:: To be done ::
Transcribe all of the material below word for word and leave out its pictures.

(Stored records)

________________

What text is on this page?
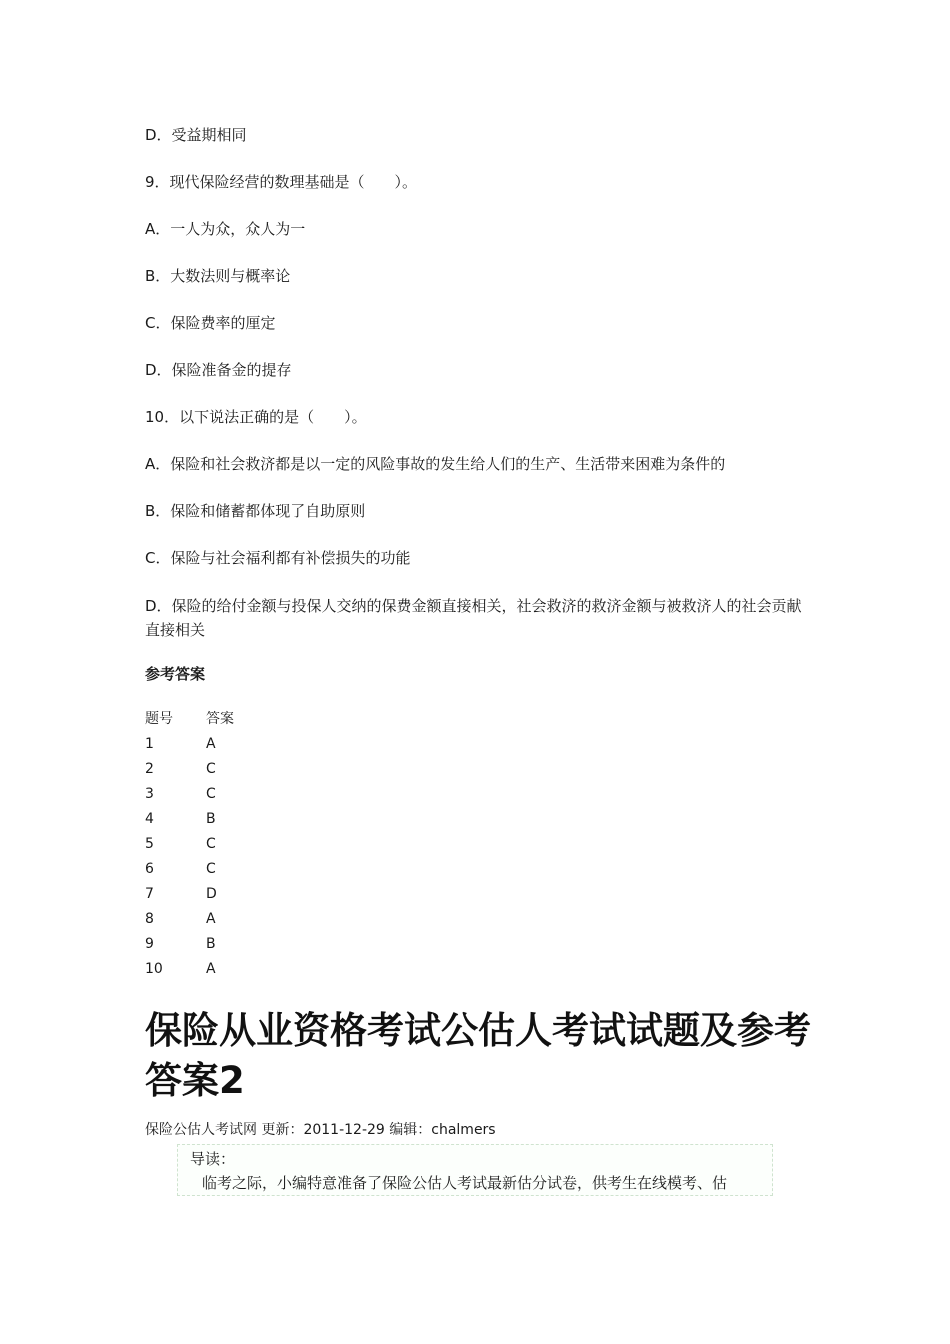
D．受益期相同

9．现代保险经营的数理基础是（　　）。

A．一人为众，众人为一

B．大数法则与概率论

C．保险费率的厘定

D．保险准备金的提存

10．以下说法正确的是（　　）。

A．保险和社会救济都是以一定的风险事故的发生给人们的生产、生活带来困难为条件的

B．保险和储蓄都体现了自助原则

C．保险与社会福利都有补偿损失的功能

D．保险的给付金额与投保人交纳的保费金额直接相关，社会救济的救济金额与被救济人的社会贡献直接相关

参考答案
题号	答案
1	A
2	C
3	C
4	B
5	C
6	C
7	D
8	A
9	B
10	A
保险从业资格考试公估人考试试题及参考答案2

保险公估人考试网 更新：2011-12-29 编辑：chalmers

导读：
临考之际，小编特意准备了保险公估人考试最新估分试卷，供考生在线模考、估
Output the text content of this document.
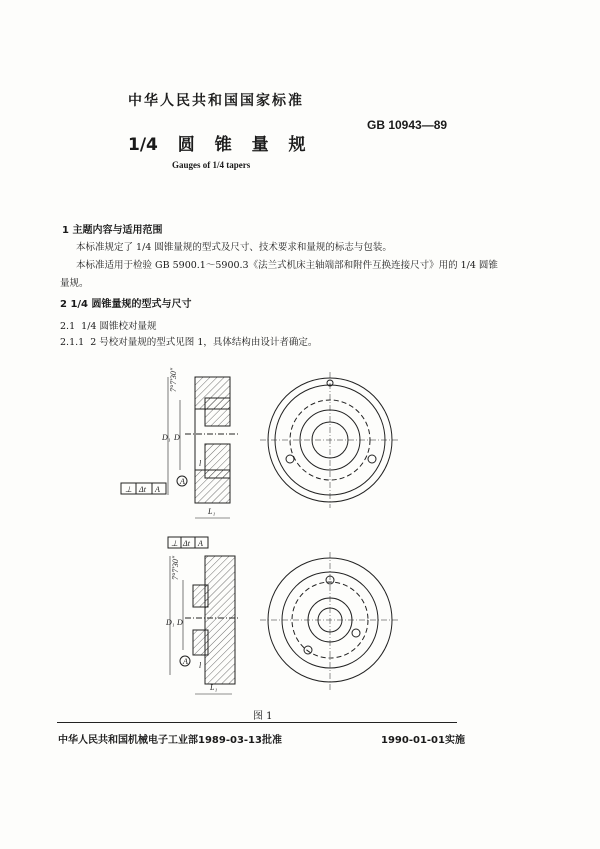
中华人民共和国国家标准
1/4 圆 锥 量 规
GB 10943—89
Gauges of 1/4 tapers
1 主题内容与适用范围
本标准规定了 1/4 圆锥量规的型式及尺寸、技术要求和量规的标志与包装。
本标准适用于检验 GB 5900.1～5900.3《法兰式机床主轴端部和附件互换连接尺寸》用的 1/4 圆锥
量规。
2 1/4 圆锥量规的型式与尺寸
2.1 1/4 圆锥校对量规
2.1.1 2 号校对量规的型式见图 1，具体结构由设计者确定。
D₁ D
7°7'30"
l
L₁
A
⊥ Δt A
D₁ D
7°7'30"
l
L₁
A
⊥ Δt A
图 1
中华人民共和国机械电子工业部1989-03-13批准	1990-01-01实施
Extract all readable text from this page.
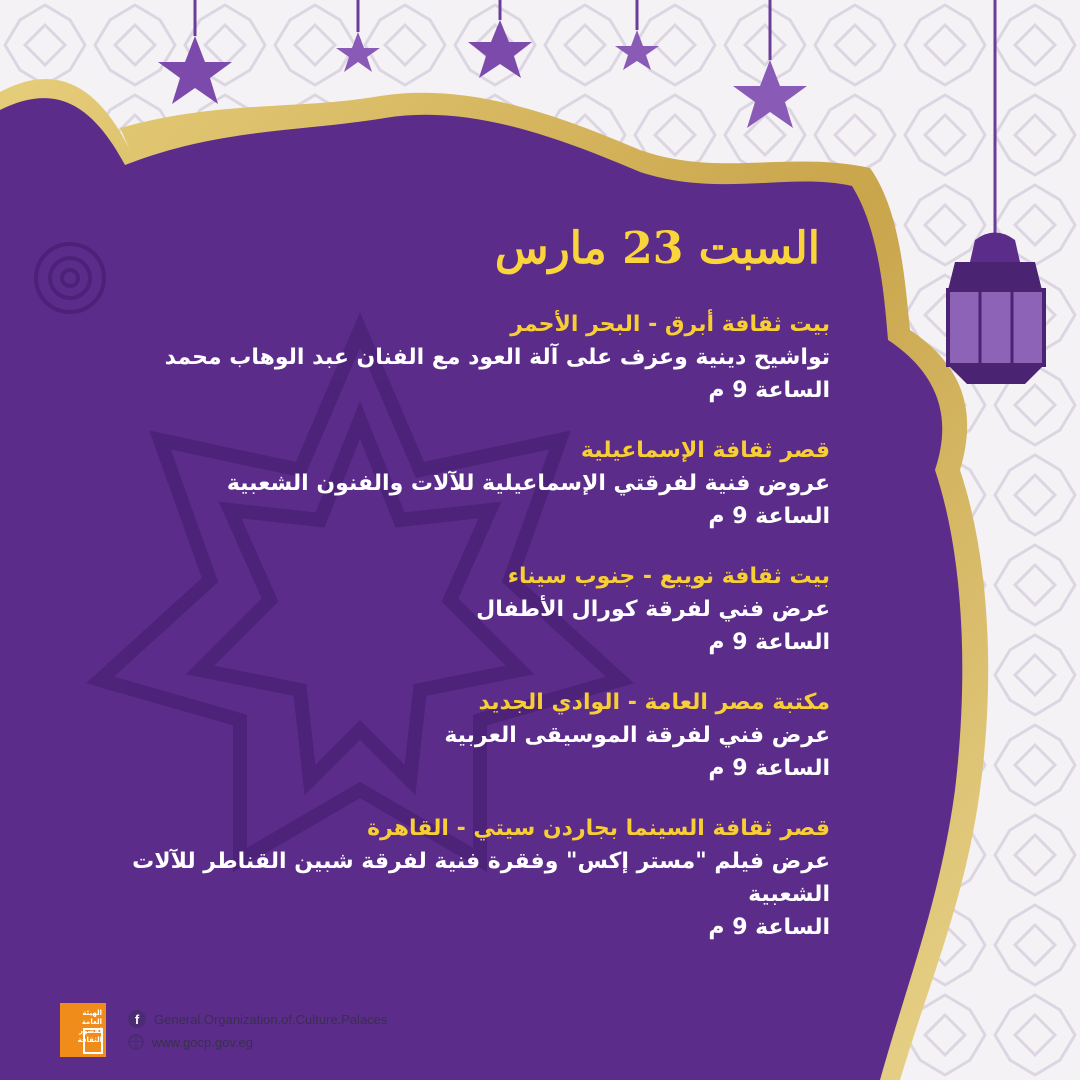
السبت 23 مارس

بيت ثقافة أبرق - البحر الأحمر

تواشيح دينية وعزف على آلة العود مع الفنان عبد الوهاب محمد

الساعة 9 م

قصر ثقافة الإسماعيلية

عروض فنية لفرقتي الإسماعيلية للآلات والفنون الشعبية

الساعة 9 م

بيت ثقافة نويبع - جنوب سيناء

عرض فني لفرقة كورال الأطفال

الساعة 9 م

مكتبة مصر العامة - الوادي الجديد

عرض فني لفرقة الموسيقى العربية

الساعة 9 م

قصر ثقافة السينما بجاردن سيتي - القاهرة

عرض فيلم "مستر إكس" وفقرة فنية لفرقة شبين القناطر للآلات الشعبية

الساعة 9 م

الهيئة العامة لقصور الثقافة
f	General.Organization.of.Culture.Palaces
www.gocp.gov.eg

________________

:: Response to this task ::
What text is on this page?
D．受益期相同

9．现代保险经营的数理基础是（　　）。

A．一人为众，众人为一

B．大数法则与概率论

C．保险费率的厘定

D．保险准备金的提存

10．以下说法正确的是（　　）。

A．保险和社会救济都是以一定的风险事故的发生给人们的生产、生活带来困难为条件的

B．保险和储蓄都体现了自助原则

C．保险与社会福利都有补偿损失的功能

D．保险的给付金额与投保人交纳的保费金额直接相关，社会救济的救济金额与被救济人的社会贡献直接相关

参考答案
题号	答案
1	A
2	C
3	C
4	B
5	C
6	C
7	D
8	A
9	B
10	A
保险从业资格考试公估人考试试题及参考答案2

保险公估人考试网 更新：2011-12-29 编辑：chalmers

导读：
临考之际，小编特意准备了保险公估人考试最新估分试卷，供考生在线模考、估
Output the text content of this document.
中华人民共和国国家标准
1/4 圆 锥 量 规
GB 10943—89
Gauges of 1/4 tapers
1 主题内容与适用范围
本标准规定了 1/4 圆锥量规的型式及尺寸、技术要求和量规的标志与包装。
本标准适用于检验 GB 5900.1～5900.3《法兰式机床主轴端部和附件互换连接尺寸》用的 1/4 圆锥
量规。
2 1/4 圆锥量规的型式与尺寸
2.1 1/4 圆锥校对量规
2.1.1 2 号校对量规的型式见图 1，具体结构由设计者确定。
D₁ D
7°7'30"
l
L₁
A
⊥ Δt A
D₁ D
7°7'30"
l
L₁
A
⊥ Δt A
图 1
中华人民共和国机械电子工业部1989-03-13批准	1990-01-01实施
Extract all readable text from this page.
السبت 23 مارس

بيت ثقافة أبرق - البحر الأحمر

تواشيح دينية وعزف على آلة العود مع الفنان عبد الوهاب محمد

الساعة 9 م

قصر ثقافة الإسماعيلية

عروض فنية لفرقتي الإسماعيلية للآلات والفنون الشعبية

الساعة 9 م

بيت ثقافة نويبع - جنوب سيناء

عرض فني لفرقة كورال الأطفال

الساعة 9 م

مكتبة مصر العامة - الوادي الجديد

عرض فني لفرقة الموسيقى العربية

الساعة 9 م

قصر ثقافة السينما بجاردن سيتي - القاهرة

عرض فيلم "مستر إكس" وفقرة فنية لفرقة شبين القناطر للآلات الشعبية

الساعة 9 م

الهيئة العامة لقصور الثقافة
f	General.Organization.of.Culture.Palaces
www.gocp.gov.eg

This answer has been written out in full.